*What the task requires:* Report, as a bare number, how many lines hold "source".

*Data to process:*
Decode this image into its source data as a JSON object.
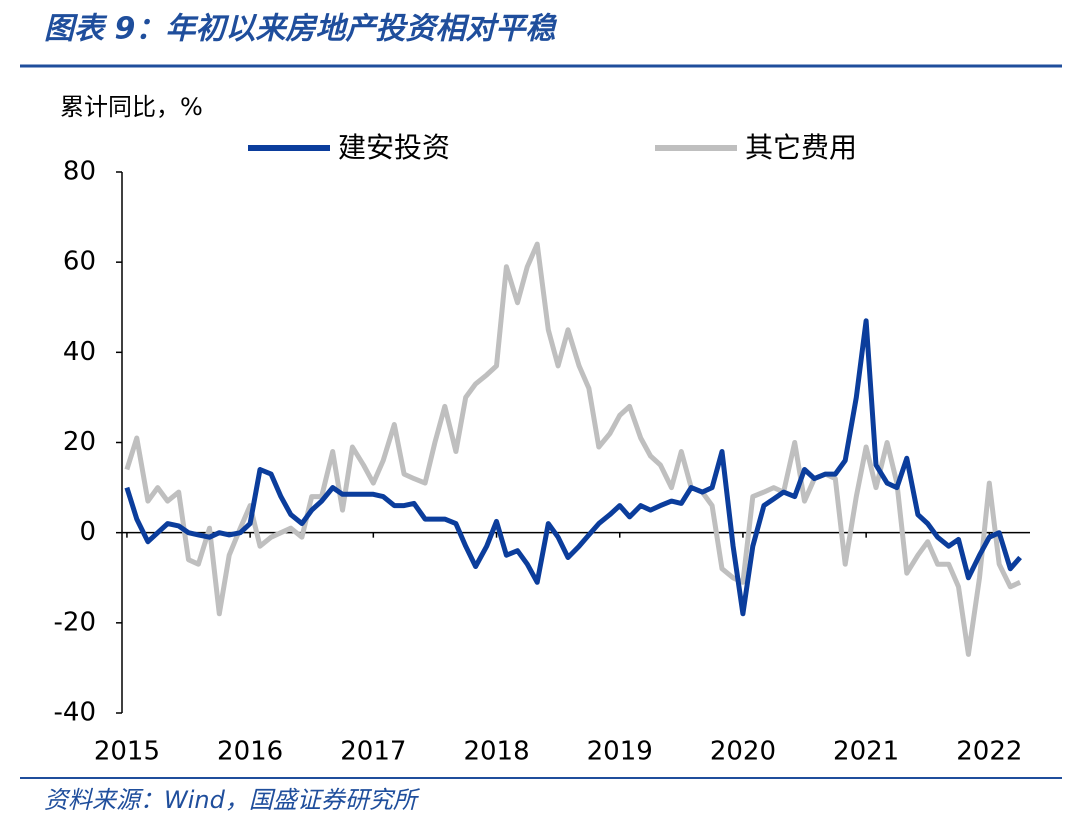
{
  "chart_data": {
    "type": "line",
    "title": "图表 9：年初以来房地产投资相对平稳",
    "y_label": "累计同比，%",
    "source": "资料来源：Wind，国盛证券研究所",
    "x": [
      2015,
      2015.08,
      2015.17,
      2015.25,
      2015.33,
      2015.42,
      2015.5,
      2015.58,
      2015.67,
      2015.75,
      2015.83,
      2015.92,
      2016,
      2016.08,
      2016.17,
      2016.25,
      2016.33,
      2016.42,
      2016.5,
      2016.58,
      2016.67,
      2016.75,
      2016.83,
      2016.92,
      2017,
      2017.08,
      2017.17,
      2017.25,
      2017.33,
      2017.42,
      2017.5,
      2017.58,
      2017.67,
      2017.75,
      2017.83,
      2017.92,
      2018,
      2018.08,
      2018.17,
      2018.25,
      2018.33,
      2018.42,
      2018.5,
      2018.58,
      2018.67,
      2018.75,
      2018.83,
      2018.92,
      2019,
      2019.08,
      2019.17,
      2019.25,
      2019.33,
      2019.42,
      2019.5,
      2019.58,
      2019.67,
      2019.75,
      2019.83,
      2019.92,
      2020,
      2020.08,
      2020.17,
      2020.25,
      2020.33,
      2020.42,
      2020.5,
      2020.58,
      2020.67,
      2020.75,
      2020.83,
      2020.92,
      2021,
      2021.08,
      2021.17,
      2021.25,
      2021.33,
      2021.42,
      2021.5,
      2021.58,
      2021.67,
      2021.75,
      2021.83,
      2021.92,
      2022,
      2022.08,
      2022.17,
      2022.25
    ],
    "series": [
      {
        "name": "建安投资",
        "color": "#0b3d9c",
        "values": [
          10,
          3,
          -2,
          0,
          2,
          1.5,
          0,
          -0.5,
          -1,
          0,
          -0.5,
          0,
          2,
          14,
          13,
          8,
          4,
          2,
          5,
          7,
          10,
          8.5,
          8.5,
          8.5,
          8.5,
          8,
          6,
          6,
          6.5,
          3,
          3,
          3,
          2,
          -3,
          -7.5,
          -3,
          2.5,
          -5,
          -4,
          -7,
          -11,
          2,
          -1,
          -5.5,
          -3,
          -0.5,
          2,
          4,
          6,
          3.5,
          6,
          5,
          6,
          7,
          6.5,
          10,
          9,
          10,
          18,
          -3,
          -18,
          -3,
          6,
          7.5,
          9,
          8,
          14,
          12,
          13,
          13,
          16,
          30,
          47,
          15,
          11,
          10,
          16.5,
          4,
          2,
          -1,
          -3,
          -1.5,
          -10,
          -5,
          -1,
          0,
          -8,
          -5.5
        ]
      },
      {
        "name": "其它费用",
        "color": "#bfbfbf",
        "values": [
          14,
          21,
          7,
          10,
          7,
          9,
          -6,
          -7,
          1,
          -18,
          -5,
          1,
          6,
          -3,
          -1,
          0,
          1,
          -1,
          8,
          8,
          18,
          5,
          19,
          15,
          11,
          16,
          24,
          13,
          12,
          11,
          20,
          28,
          18,
          30,
          33,
          35,
          37,
          59,
          51,
          59,
          64,
          45,
          37,
          45,
          37,
          32,
          19,
          22,
          26,
          28,
          21,
          17,
          15,
          10,
          18,
          10,
          9,
          6,
          -8,
          -10,
          -11,
          8,
          9,
          10,
          9,
          20,
          7,
          12,
          13,
          12,
          -7,
          8,
          19,
          10,
          20,
          11,
          -9,
          -5,
          -2,
          -7,
          -7,
          -12,
          -27,
          -10,
          11,
          -7,
          -12,
          -11
        ]
      }
    ],
    "xlim": [
      2014.96,
      2022.33
    ],
    "xticks": [
      2015,
      2016,
      2017,
      2018,
      2019,
      2020,
      2021,
      2022
    ],
    "ylim": [
      -40,
      80
    ],
    "yticks": [
      -40,
      -20,
      0,
      20,
      40,
      60,
      80
    ],
    "grid": false
  }
}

*Finished exercise:* 2